[Source records]
* start *

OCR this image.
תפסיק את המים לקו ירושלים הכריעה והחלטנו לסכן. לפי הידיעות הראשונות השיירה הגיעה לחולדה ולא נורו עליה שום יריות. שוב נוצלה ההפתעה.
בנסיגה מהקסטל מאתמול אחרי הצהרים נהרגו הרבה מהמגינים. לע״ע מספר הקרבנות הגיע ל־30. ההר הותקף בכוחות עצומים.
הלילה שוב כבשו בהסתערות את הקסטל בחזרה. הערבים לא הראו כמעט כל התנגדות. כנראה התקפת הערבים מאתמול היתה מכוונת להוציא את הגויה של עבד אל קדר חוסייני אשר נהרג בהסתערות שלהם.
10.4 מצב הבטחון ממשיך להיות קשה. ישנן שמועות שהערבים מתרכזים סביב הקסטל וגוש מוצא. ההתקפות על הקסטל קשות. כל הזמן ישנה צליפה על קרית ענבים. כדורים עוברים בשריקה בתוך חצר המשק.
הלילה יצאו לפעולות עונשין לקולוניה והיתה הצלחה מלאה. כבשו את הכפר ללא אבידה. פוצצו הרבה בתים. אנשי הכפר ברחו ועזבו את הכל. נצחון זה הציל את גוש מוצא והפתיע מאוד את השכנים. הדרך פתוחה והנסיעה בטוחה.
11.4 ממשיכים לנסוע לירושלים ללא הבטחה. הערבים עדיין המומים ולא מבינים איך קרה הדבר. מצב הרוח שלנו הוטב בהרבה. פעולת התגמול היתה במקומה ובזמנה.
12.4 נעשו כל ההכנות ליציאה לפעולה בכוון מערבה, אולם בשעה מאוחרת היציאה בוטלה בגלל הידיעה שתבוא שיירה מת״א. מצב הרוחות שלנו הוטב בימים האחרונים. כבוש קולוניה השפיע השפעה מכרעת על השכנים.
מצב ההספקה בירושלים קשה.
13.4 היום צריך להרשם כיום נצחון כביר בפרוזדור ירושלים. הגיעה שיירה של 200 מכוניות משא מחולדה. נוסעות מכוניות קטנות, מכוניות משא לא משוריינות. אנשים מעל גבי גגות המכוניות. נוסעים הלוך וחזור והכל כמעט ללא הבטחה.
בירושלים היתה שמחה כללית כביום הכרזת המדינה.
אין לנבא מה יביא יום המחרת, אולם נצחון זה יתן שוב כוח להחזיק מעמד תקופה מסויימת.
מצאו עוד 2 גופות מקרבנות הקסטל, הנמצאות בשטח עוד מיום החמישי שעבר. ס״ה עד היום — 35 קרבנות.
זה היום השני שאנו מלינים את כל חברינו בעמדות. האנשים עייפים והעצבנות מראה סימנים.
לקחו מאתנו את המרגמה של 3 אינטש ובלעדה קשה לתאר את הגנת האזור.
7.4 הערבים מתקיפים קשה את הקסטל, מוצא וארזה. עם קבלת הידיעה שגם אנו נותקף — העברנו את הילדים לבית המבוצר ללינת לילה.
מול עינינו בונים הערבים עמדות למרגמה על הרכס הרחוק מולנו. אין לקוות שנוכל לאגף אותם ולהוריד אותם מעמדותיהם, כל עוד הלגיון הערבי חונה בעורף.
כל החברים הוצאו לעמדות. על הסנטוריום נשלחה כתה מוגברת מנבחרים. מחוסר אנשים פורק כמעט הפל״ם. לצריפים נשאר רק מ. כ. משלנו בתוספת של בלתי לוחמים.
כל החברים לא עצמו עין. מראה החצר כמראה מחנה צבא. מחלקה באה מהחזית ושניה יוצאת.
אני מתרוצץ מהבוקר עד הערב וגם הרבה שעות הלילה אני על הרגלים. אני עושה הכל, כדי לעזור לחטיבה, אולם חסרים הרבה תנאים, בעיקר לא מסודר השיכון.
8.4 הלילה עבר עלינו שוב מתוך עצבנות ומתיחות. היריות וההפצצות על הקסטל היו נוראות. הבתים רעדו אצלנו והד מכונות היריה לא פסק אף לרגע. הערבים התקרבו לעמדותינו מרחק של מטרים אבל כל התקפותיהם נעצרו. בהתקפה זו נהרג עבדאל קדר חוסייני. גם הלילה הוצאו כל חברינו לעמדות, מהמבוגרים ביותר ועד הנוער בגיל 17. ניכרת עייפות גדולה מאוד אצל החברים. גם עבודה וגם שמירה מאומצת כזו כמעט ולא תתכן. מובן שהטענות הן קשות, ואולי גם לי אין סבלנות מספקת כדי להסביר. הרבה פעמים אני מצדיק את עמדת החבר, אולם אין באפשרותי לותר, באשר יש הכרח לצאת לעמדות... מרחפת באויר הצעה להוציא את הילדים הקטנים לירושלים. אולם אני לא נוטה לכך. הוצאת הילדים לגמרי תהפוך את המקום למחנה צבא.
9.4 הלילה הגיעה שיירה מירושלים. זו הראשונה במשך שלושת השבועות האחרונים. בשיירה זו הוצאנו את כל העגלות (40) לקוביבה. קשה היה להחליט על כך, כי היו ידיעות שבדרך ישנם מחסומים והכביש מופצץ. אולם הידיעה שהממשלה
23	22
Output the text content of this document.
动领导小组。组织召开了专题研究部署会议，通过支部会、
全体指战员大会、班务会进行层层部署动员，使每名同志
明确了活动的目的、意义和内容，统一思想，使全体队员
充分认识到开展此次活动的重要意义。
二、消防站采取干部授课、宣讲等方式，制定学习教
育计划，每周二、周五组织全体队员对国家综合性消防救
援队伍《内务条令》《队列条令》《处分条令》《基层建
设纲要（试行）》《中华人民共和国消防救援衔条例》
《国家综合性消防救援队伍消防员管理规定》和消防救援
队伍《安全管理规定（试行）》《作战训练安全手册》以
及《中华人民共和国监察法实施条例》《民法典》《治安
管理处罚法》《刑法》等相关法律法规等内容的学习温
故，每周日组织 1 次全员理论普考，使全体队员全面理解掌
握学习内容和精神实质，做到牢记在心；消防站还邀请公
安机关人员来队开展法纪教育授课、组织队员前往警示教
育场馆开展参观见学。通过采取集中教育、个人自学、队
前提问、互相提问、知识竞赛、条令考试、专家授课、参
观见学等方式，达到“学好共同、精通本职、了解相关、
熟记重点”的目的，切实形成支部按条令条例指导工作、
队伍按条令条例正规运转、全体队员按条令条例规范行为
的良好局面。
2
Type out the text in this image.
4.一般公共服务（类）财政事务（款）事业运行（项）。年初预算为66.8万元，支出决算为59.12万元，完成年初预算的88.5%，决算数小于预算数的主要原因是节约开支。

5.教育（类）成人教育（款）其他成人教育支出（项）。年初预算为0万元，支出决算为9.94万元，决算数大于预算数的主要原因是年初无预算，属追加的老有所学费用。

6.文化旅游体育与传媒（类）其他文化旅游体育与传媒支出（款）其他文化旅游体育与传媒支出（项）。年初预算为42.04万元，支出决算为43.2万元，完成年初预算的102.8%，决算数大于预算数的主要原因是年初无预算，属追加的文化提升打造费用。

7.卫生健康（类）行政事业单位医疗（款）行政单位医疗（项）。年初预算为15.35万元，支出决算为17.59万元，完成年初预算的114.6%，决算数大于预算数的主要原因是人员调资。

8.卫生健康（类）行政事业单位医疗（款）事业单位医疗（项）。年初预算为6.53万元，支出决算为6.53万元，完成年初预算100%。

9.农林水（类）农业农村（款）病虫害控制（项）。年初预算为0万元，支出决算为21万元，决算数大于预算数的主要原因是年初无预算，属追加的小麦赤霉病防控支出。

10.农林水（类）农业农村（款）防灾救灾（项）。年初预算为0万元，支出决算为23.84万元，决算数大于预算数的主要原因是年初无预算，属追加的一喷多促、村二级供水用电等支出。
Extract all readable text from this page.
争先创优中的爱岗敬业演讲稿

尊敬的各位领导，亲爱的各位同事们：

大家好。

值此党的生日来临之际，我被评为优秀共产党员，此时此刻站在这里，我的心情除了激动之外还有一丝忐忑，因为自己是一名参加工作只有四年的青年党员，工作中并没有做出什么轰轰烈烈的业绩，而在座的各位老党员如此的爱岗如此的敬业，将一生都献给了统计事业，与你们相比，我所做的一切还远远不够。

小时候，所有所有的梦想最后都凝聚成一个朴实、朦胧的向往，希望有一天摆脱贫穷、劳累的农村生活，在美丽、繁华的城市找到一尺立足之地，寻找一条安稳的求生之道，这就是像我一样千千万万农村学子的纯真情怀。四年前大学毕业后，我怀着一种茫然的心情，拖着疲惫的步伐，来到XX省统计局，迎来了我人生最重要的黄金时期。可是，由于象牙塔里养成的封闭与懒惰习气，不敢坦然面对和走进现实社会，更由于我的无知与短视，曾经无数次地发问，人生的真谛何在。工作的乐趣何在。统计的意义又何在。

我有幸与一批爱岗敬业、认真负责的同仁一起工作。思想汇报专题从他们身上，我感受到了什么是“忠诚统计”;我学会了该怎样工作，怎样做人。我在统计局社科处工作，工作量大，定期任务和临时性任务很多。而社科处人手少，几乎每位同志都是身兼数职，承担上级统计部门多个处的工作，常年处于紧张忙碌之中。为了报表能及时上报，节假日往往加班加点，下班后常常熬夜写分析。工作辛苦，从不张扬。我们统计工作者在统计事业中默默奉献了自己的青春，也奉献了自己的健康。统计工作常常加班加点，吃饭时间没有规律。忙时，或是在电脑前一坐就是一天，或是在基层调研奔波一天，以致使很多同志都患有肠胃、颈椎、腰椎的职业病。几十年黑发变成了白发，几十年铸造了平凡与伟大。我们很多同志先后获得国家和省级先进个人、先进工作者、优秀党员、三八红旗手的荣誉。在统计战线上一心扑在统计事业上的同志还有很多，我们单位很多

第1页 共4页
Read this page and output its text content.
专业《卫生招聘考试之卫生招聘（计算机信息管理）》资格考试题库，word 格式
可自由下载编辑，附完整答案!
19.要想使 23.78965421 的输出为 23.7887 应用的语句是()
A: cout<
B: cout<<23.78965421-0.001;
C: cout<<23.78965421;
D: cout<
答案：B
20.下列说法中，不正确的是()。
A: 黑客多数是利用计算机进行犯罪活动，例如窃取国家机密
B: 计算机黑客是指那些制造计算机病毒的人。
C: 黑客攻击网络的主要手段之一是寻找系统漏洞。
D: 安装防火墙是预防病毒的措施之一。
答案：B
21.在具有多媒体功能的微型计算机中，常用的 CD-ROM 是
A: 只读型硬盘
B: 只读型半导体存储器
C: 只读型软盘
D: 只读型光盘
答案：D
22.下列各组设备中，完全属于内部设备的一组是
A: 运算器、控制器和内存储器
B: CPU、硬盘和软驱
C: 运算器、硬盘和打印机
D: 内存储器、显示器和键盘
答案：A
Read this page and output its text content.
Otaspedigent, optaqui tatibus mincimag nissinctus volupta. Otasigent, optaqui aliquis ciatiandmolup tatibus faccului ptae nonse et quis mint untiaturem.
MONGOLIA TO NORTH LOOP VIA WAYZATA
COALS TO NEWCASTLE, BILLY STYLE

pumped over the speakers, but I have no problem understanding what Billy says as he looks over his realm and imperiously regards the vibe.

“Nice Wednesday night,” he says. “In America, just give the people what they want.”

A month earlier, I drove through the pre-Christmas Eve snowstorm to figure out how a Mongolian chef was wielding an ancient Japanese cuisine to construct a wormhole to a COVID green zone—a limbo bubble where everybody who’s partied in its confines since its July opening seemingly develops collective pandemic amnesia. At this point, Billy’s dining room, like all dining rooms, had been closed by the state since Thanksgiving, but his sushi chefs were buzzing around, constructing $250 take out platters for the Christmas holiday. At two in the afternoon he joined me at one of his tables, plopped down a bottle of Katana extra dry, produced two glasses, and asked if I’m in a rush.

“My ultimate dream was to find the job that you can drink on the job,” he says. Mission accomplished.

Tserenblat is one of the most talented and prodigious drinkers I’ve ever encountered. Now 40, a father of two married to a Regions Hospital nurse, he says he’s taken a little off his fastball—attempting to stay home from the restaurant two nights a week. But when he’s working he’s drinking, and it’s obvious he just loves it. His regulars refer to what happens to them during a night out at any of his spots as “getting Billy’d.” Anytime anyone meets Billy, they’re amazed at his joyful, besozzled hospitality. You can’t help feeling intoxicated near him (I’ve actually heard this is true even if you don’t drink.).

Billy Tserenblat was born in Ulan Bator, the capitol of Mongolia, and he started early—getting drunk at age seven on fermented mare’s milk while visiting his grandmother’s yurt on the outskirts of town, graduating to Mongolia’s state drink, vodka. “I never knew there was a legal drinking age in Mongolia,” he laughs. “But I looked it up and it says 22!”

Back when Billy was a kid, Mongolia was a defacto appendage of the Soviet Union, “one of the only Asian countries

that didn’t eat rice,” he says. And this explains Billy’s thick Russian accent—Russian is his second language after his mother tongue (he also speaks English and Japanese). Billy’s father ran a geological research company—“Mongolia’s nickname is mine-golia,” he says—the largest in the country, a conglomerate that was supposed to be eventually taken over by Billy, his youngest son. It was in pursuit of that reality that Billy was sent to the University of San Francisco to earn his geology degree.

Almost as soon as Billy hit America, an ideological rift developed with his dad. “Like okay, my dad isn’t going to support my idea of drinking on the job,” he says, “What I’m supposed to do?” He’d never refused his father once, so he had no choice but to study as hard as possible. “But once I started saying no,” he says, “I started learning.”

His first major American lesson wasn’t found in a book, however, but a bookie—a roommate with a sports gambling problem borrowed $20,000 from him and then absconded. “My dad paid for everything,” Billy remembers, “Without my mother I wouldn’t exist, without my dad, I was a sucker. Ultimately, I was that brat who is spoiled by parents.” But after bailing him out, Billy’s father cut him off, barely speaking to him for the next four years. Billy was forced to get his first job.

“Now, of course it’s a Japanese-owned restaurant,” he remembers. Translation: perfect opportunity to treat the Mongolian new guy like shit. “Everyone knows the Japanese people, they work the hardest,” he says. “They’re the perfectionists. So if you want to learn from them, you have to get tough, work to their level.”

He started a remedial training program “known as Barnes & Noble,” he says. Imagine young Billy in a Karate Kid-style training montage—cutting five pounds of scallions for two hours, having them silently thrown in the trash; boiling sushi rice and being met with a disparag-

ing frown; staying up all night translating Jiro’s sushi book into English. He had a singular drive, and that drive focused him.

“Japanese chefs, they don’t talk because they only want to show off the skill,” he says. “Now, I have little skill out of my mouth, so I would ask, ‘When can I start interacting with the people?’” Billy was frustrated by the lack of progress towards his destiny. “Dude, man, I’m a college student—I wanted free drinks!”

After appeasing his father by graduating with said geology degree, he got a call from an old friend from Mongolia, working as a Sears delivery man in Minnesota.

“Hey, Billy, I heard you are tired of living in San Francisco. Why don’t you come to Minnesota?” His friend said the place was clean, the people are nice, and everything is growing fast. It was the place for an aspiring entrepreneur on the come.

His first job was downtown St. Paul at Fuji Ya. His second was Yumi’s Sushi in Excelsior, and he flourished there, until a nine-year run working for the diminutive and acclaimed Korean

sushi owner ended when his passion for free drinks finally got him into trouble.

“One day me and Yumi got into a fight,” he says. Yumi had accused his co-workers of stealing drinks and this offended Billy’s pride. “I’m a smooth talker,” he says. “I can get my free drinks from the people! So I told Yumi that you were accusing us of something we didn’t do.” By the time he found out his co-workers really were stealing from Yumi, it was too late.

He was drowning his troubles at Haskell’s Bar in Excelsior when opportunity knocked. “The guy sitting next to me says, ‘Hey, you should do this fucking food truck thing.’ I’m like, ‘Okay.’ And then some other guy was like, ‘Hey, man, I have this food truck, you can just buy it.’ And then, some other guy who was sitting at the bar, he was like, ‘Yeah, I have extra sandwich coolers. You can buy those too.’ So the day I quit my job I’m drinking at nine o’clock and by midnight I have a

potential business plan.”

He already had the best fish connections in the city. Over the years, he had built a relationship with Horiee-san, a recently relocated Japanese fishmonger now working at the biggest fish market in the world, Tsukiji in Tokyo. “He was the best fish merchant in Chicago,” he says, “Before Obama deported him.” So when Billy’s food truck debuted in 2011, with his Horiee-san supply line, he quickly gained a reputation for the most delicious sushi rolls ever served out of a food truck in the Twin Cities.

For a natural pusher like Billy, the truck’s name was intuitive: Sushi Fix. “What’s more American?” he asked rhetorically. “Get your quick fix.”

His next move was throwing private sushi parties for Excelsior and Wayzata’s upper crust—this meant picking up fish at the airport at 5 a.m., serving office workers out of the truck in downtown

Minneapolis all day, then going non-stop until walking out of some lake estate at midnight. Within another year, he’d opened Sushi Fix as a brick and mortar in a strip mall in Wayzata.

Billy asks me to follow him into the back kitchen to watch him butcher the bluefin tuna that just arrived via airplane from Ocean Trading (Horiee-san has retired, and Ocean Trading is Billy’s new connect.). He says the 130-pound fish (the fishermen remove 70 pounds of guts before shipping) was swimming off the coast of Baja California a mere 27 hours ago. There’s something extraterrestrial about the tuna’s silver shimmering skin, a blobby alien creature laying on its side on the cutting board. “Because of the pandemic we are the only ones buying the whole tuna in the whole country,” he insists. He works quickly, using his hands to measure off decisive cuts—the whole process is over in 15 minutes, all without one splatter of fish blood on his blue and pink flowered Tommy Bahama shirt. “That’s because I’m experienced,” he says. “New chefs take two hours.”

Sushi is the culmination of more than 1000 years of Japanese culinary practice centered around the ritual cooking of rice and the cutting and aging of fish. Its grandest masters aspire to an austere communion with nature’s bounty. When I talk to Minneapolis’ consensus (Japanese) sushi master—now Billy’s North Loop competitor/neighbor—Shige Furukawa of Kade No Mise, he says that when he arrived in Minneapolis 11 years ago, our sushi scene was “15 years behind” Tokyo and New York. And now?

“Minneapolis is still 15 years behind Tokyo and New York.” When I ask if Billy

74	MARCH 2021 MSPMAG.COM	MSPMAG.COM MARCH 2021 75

* end *

**Work to complete:** Show each line of the data that contains the string "农业农村".

**Solved problem:**
9.农林水（类）农业农村（款）病虫害控制（项）。年初预算为0万元，支出决算为21万元，决算数大于预算数的主要原因是年初无预算，属追加的小麦赤霉病防控支出。
10.农林水（类）农业农村（款）防灾救灾（项）。年初预算为0万元，支出决算为23.84万元，决算数大于预算数的主要原因是年初无预算，属追加的一喷多促、村二级供水用电等支出。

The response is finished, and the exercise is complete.